▶ REQUIREMENT
Search the listing below for "责任内阁制初步形成". Copy each matching line.

▶ ENTRIES
————

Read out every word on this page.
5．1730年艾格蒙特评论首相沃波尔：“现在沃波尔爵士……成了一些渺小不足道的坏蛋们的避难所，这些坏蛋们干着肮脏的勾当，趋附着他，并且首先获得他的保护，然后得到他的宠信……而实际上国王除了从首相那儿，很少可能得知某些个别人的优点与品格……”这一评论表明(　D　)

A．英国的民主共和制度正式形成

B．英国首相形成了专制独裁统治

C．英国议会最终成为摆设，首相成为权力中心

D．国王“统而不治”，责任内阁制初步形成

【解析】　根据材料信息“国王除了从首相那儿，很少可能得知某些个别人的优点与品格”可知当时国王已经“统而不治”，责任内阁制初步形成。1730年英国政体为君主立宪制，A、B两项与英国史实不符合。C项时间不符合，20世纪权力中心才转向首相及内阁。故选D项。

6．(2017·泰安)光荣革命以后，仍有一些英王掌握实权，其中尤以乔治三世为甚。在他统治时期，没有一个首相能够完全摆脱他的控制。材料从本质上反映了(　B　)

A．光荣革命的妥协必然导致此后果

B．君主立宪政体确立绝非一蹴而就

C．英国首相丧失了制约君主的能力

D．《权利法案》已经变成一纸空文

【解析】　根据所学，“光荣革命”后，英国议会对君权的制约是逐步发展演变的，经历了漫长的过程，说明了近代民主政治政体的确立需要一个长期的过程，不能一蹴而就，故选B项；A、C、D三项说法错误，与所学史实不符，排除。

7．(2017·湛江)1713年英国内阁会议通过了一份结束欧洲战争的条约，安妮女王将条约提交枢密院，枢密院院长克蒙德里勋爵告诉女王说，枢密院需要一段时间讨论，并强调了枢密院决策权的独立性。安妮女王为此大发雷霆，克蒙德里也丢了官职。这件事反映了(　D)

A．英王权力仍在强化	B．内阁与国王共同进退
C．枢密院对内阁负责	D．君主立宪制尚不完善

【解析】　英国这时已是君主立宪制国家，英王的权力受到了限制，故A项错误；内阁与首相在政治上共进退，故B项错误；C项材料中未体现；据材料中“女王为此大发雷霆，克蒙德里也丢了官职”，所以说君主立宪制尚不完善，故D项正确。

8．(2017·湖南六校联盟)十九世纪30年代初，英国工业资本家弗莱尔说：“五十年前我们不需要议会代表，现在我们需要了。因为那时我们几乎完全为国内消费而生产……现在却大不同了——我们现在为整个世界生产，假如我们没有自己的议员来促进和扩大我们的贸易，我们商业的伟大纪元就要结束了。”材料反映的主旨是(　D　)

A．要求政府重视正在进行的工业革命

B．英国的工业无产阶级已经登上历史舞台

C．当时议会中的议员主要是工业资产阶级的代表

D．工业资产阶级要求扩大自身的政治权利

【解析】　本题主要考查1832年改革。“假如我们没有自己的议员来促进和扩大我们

————

▶ FINAL ANSWER
D．国王“统而不治”，责任内阁制初步形成
【解析】　根据材料信息“国王除了从首相那儿，很少可能得知某些个别人的优点与品格”可知当时国王已经“统而不治”，责任内阁制初步形成。1730年英国政体为君主立宪制，A、B两项与英国史实不符合。C项时间不符合，20世纪权力中心才转向首相及内阁。故选D项。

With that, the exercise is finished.